_Provided data_:
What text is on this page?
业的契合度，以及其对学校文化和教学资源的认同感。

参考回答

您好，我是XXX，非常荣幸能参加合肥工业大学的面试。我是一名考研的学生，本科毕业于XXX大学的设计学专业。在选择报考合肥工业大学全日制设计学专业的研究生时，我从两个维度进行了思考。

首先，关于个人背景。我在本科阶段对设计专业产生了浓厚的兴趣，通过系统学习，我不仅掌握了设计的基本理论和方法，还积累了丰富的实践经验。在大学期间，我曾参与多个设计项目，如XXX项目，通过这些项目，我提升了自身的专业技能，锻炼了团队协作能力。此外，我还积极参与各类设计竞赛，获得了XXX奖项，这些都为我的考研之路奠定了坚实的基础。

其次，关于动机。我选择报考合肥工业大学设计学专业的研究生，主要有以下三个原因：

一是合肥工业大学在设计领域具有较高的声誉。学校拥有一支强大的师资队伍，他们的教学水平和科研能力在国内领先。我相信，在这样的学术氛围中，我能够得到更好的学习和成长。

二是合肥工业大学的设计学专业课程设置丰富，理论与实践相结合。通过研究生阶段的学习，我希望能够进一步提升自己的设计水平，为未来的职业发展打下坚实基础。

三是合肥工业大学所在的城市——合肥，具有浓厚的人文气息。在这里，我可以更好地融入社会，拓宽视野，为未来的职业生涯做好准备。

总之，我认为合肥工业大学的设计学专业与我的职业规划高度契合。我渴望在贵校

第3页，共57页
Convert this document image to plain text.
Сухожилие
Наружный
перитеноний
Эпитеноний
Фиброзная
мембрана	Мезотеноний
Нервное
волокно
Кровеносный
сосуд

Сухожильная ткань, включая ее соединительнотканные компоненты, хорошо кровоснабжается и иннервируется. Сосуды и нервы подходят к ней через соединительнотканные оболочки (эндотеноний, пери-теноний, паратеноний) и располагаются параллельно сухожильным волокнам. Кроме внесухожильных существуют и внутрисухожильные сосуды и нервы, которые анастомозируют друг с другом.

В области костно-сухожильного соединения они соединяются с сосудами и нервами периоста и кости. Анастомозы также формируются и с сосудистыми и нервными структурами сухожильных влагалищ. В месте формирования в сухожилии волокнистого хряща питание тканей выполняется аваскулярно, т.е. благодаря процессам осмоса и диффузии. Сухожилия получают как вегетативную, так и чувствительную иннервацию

_What you need to do_:
Every line above should be printed again exactly as it stands.

_Answer below_:
What text is on this page?
业的契合度，以及其对学校文化和教学资源的认同感。

参考回答

您好，我是XXX，非常荣幸能参加合肥工业大学的面试。我是一名考研的学生，本科毕业于XXX大学的设计学专业。在选择报考合肥工业大学全日制设计学专业的研究生时，我从两个维度进行了思考。

首先，关于个人背景。我在本科阶段对设计专业产生了浓厚的兴趣，通过系统学习，我不仅掌握了设计的基本理论和方法，还积累了丰富的实践经验。在大学期间，我曾参与多个设计项目，如XXX项目，通过这些项目，我提升了自身的专业技能，锻炼了团队协作能力。此外，我还积极参与各类设计竞赛，获得了XXX奖项，这些都为我的考研之路奠定了坚实的基础。

其次，关于动机。我选择报考合肥工业大学设计学专业的研究生，主要有以下三个原因：

一是合肥工业大学在设计领域具有较高的声誉。学校拥有一支强大的师资队伍，他们的教学水平和科研能力在国内领先。我相信，在这样的学术氛围中，我能够得到更好的学习和成长。

二是合肥工业大学的设计学专业课程设置丰富，理论与实践相结合。通过研究生阶段的学习，我希望能够进一步提升自己的设计水平，为未来的职业发展打下坚实基础。

三是合肥工业大学所在的城市——合肥，具有浓厚的人文气息。在这里，我可以更好地融入社会，拓宽视野，为未来的职业生涯做好准备。

总之，我认为合肥工业大学的设计学专业与我的职业规划高度契合。我渴望在贵校

第3页，共57页
Convert this document image to plain text.
Сухожилие
Наружный
перитеноний
Эпитеноний
Фиброзная
мембрана	Мезотеноний
Нервное
волокно
Кровеносный
сосуд

Сухожильная ткань, включая ее соединительнотканные компоненты, хорошо кровоснабжается и иннервируется. Сосуды и нервы подходят к ней через соединительнотканные оболочки (эндотеноний, пери-теноний, паратеноний) и располагаются параллельно сухожильным волокнам. Кроме внесухожильных существуют и внутрисухожильные сосуды и нервы, которые анастомозируют друг с другом.

В области костно-сухожильного соединения они соединяются с сосудами и нервами периоста и кости. Анастомозы также формируются и с сосудистыми и нервными структурами сухожильных влагалищ. В месте формирования в сухожилии волокнистого хряща питание тканей выполняется аваскулярно, т.е. благодаря процессам осмоса и диффузии. Сухожилия получают как вегетативную, так и чувствительную иннервацию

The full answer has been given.